[Figure record extracts]
━━━
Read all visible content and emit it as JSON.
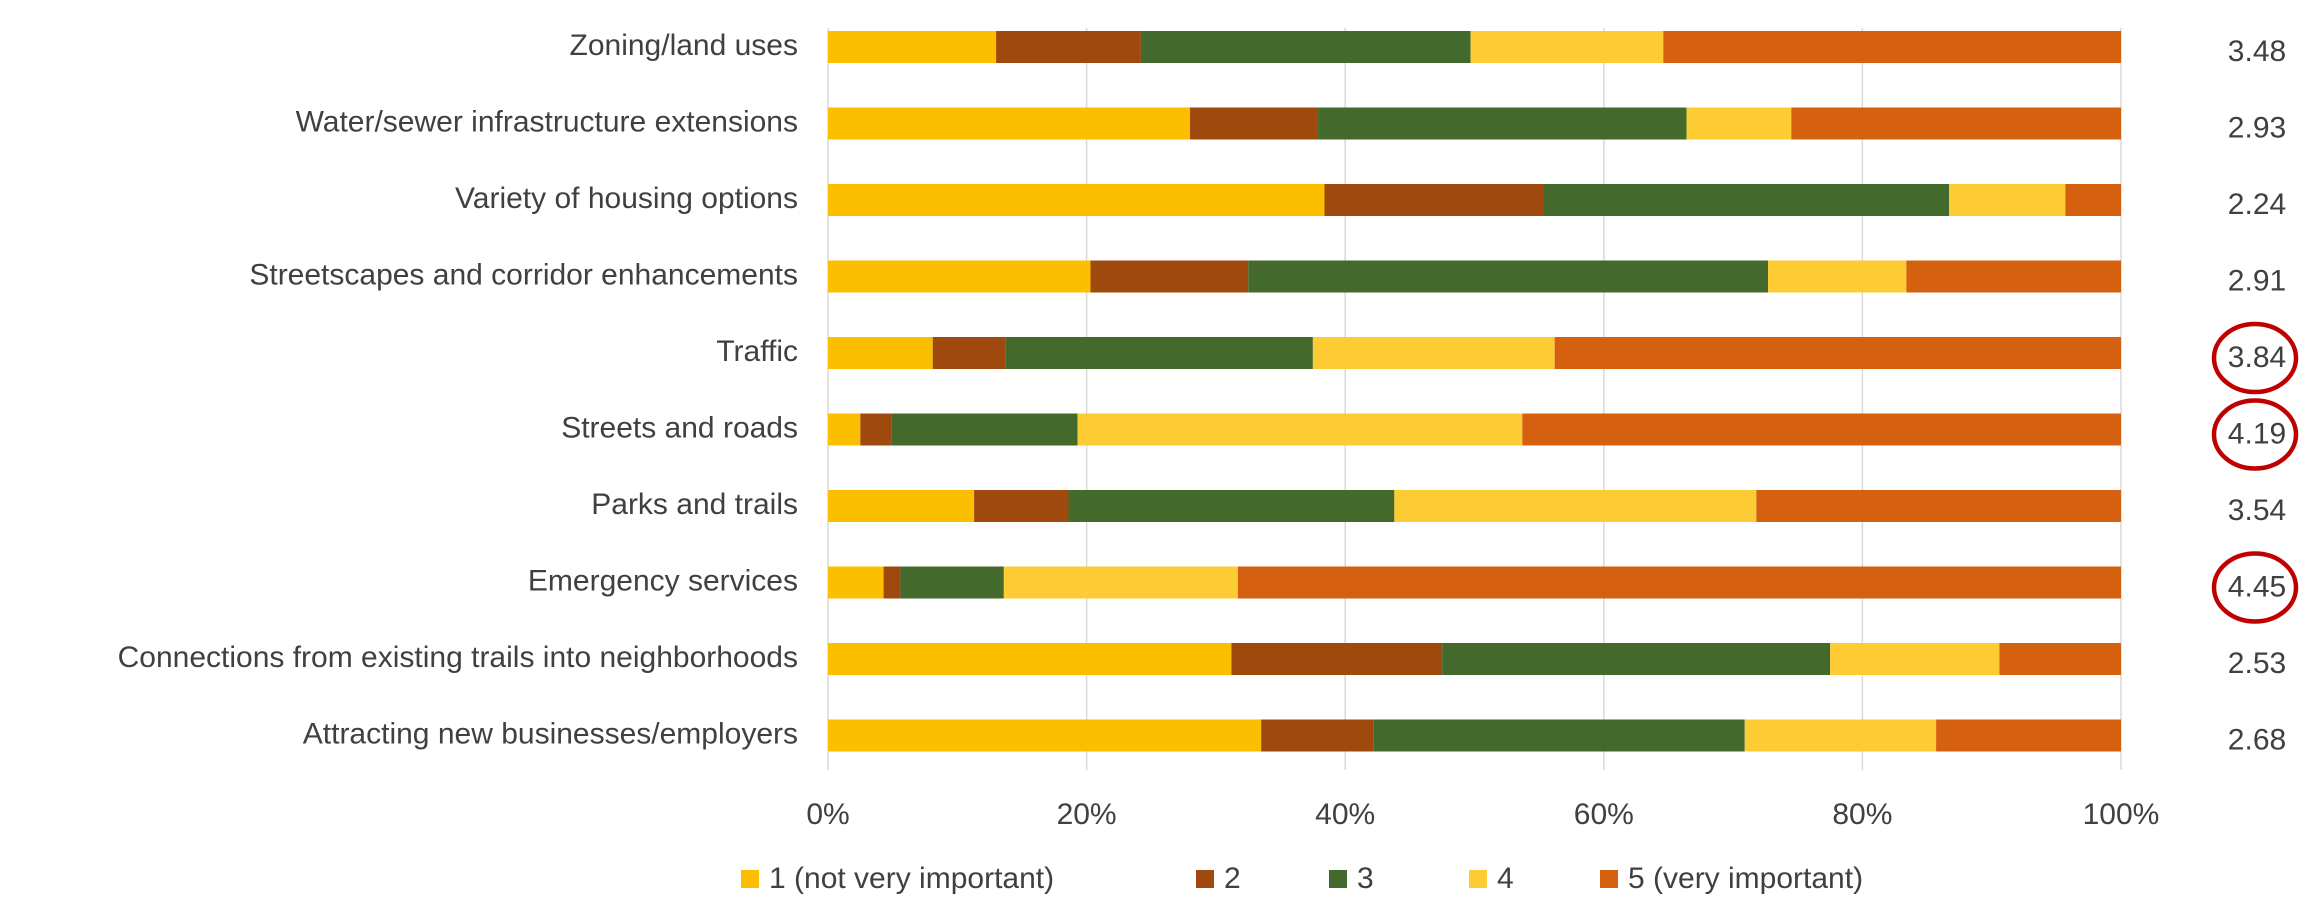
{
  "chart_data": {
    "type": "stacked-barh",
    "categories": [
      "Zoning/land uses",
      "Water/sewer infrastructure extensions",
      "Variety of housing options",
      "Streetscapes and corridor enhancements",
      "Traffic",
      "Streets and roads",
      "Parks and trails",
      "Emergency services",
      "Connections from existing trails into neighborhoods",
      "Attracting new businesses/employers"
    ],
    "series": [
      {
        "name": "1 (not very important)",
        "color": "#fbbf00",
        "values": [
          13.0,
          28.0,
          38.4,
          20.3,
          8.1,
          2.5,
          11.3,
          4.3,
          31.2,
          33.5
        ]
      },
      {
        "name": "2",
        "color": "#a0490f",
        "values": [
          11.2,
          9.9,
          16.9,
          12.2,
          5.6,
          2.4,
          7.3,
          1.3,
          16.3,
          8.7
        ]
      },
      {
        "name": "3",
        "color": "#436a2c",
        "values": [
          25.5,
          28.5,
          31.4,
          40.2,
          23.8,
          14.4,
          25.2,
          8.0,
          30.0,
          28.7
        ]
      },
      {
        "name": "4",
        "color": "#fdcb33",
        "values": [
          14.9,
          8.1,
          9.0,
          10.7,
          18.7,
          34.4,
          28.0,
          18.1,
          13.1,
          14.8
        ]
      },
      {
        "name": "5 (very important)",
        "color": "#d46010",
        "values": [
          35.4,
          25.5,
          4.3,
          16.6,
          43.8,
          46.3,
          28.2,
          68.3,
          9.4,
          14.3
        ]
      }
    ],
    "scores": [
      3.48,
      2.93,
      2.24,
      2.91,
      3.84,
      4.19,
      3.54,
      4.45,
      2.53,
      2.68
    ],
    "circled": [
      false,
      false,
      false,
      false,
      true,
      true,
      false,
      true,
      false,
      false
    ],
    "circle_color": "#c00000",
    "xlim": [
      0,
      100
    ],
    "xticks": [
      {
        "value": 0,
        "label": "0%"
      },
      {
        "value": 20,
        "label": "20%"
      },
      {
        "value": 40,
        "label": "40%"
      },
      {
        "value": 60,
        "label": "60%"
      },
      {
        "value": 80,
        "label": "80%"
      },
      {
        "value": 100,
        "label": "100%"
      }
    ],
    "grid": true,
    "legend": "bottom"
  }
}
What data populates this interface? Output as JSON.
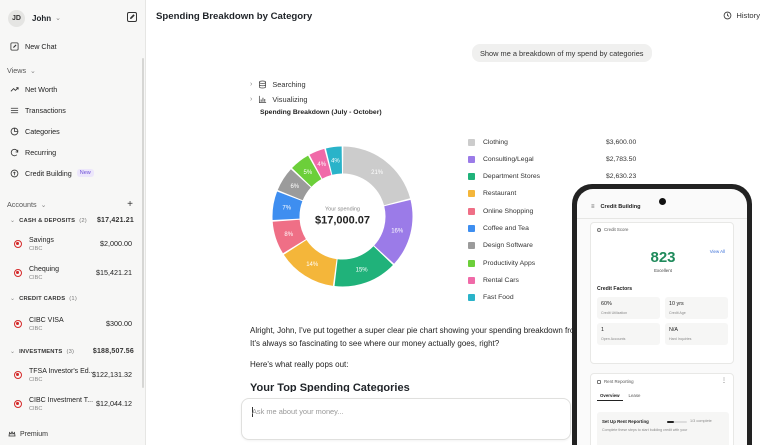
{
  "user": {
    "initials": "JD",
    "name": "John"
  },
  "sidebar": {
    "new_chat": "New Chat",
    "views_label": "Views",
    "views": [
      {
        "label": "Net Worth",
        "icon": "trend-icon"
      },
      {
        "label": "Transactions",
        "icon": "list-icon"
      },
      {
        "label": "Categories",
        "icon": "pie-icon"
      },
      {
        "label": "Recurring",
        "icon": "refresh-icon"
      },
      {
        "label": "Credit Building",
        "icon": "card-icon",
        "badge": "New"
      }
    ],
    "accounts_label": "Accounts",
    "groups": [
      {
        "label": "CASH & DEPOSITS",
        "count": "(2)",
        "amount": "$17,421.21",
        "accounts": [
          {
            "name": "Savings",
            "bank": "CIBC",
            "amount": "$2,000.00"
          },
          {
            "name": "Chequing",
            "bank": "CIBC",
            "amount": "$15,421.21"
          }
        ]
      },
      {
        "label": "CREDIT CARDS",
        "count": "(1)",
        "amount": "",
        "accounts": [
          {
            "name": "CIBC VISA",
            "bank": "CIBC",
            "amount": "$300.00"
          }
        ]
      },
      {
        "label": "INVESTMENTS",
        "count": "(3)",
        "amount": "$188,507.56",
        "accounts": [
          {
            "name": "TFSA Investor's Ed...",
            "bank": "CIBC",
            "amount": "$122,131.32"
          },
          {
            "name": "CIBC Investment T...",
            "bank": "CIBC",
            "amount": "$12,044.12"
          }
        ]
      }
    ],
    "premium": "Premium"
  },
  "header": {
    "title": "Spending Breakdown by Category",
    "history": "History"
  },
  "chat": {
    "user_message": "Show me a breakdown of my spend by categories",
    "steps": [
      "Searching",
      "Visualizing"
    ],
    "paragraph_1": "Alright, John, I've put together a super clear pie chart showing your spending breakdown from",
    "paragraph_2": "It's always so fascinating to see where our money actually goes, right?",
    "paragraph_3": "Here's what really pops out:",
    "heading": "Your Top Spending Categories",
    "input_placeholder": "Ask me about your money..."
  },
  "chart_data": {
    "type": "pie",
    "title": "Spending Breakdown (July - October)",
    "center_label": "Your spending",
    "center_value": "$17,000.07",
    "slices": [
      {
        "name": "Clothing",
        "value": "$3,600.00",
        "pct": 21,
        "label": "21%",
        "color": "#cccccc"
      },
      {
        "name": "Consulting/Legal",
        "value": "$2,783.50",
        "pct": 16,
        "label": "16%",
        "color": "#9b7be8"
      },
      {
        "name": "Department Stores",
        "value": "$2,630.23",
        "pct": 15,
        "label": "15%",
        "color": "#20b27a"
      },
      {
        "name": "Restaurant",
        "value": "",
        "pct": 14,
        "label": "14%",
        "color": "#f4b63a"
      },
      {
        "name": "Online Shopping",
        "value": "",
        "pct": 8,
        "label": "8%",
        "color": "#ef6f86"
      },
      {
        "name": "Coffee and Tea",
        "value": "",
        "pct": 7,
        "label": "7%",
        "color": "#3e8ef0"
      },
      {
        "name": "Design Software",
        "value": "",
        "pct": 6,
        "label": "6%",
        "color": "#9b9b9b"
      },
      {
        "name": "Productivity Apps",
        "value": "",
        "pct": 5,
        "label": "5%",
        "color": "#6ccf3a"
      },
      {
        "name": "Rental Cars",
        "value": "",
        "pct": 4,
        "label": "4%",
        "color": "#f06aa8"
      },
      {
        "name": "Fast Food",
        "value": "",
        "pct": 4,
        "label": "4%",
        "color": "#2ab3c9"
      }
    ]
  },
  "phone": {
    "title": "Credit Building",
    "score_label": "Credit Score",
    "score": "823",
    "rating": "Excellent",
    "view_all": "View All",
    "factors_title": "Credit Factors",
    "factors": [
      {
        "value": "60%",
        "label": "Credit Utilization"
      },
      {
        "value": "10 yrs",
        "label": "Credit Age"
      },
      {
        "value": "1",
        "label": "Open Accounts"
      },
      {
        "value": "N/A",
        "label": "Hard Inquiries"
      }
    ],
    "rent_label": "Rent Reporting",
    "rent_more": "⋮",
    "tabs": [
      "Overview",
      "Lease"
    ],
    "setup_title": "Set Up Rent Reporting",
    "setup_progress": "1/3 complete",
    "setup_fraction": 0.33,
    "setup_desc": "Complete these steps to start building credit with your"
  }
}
━━━
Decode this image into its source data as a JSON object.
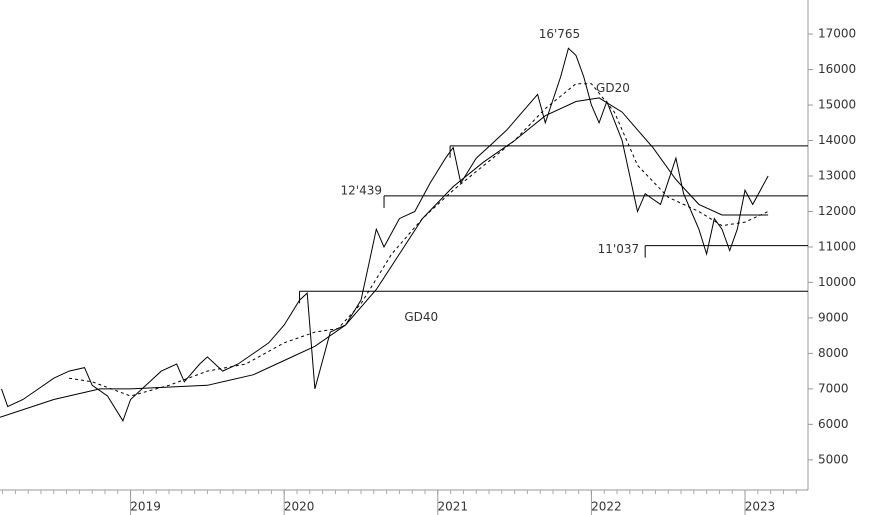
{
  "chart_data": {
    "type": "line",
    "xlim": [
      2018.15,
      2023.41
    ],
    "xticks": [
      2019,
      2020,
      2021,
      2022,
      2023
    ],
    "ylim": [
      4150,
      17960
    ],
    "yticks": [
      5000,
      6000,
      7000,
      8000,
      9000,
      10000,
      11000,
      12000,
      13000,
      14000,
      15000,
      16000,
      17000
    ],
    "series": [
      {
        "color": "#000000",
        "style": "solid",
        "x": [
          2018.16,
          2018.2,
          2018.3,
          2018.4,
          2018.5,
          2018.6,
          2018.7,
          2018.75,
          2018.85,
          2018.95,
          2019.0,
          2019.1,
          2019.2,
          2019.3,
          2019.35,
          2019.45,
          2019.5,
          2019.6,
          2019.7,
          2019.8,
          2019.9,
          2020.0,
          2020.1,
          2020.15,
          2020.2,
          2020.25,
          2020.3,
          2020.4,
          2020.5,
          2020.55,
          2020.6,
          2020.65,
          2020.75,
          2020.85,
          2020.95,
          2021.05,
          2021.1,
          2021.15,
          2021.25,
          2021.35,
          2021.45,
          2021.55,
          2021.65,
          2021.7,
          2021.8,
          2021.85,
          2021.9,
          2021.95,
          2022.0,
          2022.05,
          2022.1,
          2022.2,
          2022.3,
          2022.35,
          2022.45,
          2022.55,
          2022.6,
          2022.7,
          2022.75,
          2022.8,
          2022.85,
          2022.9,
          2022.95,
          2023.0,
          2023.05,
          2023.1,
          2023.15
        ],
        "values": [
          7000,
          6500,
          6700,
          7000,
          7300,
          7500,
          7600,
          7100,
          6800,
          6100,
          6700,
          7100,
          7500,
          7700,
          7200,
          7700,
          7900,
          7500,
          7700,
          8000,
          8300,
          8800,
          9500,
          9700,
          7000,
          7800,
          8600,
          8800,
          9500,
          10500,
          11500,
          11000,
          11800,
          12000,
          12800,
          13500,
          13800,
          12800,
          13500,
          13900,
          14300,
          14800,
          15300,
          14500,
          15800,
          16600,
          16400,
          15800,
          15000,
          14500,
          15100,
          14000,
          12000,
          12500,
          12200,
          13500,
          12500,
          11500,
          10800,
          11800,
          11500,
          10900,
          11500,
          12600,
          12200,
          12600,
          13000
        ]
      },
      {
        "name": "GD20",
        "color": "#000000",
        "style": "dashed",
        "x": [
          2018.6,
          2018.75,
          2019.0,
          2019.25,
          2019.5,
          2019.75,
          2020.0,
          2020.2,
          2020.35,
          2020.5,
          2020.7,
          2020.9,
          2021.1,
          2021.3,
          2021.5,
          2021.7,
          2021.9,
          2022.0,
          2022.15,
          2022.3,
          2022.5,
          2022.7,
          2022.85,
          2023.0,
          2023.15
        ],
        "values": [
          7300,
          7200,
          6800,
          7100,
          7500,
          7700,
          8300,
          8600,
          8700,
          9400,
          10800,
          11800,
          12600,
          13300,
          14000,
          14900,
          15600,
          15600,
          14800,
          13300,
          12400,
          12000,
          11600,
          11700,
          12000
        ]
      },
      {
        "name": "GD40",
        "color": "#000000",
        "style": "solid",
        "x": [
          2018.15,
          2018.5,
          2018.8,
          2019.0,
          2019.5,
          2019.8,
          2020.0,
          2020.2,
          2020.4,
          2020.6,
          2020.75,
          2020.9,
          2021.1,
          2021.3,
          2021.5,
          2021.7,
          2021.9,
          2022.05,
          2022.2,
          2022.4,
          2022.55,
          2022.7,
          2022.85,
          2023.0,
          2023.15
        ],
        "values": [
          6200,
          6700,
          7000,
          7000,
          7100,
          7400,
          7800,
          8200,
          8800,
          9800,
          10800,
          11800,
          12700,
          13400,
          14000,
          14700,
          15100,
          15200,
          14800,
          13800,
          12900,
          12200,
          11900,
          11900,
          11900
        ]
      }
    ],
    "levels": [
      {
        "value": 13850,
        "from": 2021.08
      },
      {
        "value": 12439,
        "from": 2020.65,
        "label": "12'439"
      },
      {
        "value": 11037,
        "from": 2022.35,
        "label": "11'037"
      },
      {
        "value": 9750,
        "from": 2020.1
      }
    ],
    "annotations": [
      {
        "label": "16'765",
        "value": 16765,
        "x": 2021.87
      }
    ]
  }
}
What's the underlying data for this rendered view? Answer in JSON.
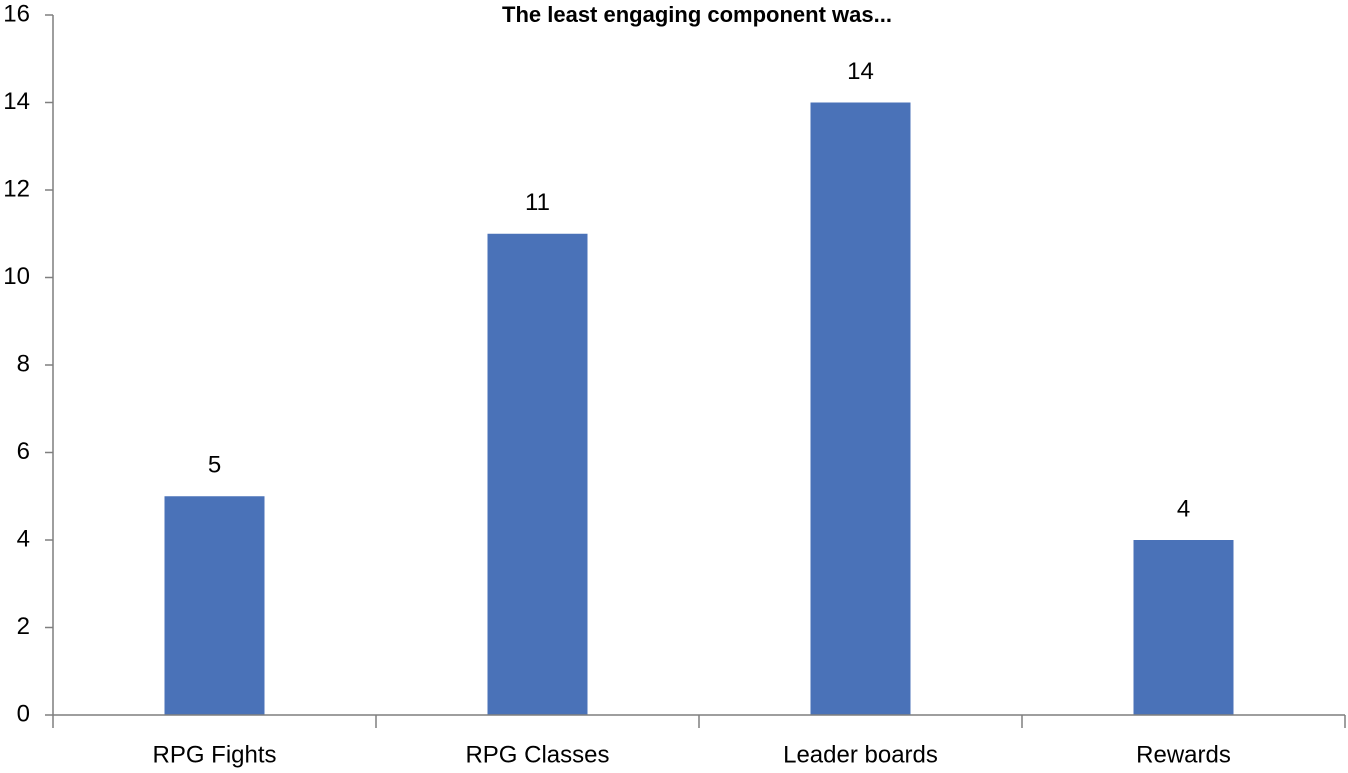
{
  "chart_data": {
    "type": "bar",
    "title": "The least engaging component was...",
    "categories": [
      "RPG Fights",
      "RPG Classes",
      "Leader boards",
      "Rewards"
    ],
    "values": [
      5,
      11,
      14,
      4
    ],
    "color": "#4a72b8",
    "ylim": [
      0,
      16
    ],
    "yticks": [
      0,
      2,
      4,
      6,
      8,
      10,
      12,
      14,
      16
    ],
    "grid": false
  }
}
━━━
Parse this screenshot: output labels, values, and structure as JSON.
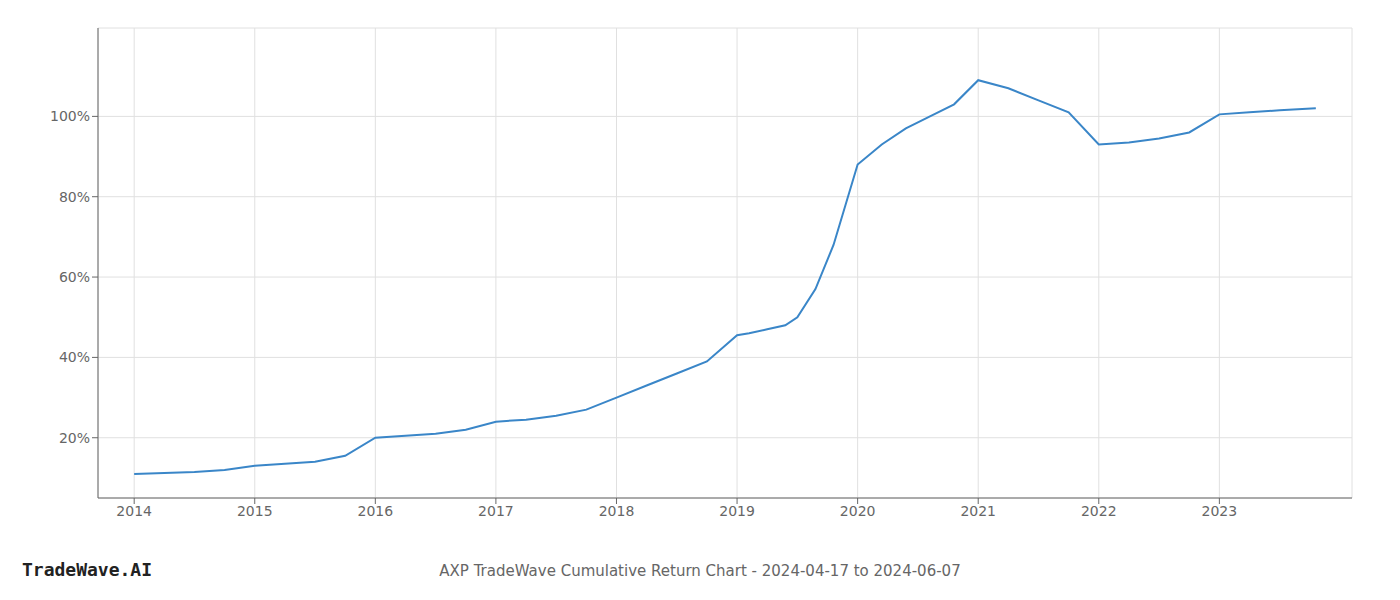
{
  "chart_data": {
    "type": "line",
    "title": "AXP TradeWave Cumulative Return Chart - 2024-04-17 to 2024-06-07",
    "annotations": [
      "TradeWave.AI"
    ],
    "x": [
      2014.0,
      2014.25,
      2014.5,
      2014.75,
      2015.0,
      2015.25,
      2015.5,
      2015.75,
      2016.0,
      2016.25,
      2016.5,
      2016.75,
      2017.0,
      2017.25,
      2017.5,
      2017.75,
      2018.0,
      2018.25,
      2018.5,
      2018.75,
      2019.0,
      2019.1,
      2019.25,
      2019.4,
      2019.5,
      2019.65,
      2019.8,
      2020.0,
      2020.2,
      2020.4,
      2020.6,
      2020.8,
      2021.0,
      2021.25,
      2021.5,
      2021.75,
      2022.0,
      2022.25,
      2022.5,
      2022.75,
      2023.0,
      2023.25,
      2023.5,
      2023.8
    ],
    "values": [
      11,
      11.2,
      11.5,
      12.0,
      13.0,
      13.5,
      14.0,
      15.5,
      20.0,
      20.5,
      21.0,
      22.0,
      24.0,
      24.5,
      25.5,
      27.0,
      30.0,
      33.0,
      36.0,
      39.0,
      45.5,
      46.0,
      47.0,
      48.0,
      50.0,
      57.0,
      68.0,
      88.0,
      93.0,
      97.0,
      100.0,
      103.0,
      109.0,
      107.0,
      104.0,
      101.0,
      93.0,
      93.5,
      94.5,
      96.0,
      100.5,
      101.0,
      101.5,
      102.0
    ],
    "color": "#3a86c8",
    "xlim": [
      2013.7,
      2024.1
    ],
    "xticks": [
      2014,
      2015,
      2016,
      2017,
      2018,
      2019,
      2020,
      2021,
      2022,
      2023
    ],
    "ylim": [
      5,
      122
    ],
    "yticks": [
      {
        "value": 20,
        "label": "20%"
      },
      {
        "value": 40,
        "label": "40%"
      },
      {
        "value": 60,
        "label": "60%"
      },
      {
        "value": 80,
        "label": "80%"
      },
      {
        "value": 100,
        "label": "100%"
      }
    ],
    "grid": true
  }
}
━━━
* [What you will do]
Determine how many lines contain the word "very" and reply with that number alone.

* [Worked answer]
2